Every line containing "with" should be copied out. Go through the entries and find them.

RECORDS FOR THE EXERCISE

+++

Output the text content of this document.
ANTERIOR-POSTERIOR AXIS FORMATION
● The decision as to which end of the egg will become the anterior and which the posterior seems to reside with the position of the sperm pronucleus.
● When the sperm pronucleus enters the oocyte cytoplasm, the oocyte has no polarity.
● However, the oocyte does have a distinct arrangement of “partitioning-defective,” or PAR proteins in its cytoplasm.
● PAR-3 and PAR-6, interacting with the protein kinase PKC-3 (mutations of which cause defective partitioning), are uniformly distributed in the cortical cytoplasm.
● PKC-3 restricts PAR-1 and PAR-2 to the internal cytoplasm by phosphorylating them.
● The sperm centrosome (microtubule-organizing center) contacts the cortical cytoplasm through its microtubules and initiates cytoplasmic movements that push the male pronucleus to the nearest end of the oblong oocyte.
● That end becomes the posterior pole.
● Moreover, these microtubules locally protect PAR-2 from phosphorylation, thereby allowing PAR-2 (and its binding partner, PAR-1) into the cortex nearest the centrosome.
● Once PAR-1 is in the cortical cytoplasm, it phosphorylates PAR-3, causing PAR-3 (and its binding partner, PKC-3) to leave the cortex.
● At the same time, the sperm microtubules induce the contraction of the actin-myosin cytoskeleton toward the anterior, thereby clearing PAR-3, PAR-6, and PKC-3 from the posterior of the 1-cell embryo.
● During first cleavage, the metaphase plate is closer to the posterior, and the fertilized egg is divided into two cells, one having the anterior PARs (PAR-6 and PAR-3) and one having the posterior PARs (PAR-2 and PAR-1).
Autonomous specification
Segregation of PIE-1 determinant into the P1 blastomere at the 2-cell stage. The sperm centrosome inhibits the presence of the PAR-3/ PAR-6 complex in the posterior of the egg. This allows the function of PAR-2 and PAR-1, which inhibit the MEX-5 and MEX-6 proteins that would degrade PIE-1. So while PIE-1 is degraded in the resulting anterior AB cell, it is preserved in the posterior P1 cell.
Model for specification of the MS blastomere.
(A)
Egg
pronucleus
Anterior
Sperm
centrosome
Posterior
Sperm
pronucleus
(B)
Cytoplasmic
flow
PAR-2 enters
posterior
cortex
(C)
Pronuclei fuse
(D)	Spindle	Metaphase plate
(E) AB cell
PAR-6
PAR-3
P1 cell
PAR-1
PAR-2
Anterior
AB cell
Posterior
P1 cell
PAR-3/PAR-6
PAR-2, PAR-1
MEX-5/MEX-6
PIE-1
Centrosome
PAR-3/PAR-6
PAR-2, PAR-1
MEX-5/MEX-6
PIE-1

+++

REPLY TO THE TASK
● The decision as to which end of the egg will become the anterior and which the posterior seems to reside with the position of the sperm pronucleus.
● PAR-3 and PAR-6, interacting with the protein kinase PKC-3 (mutations of which cause defective partitioning), are uniformly distributed in the cortical cytoplasm.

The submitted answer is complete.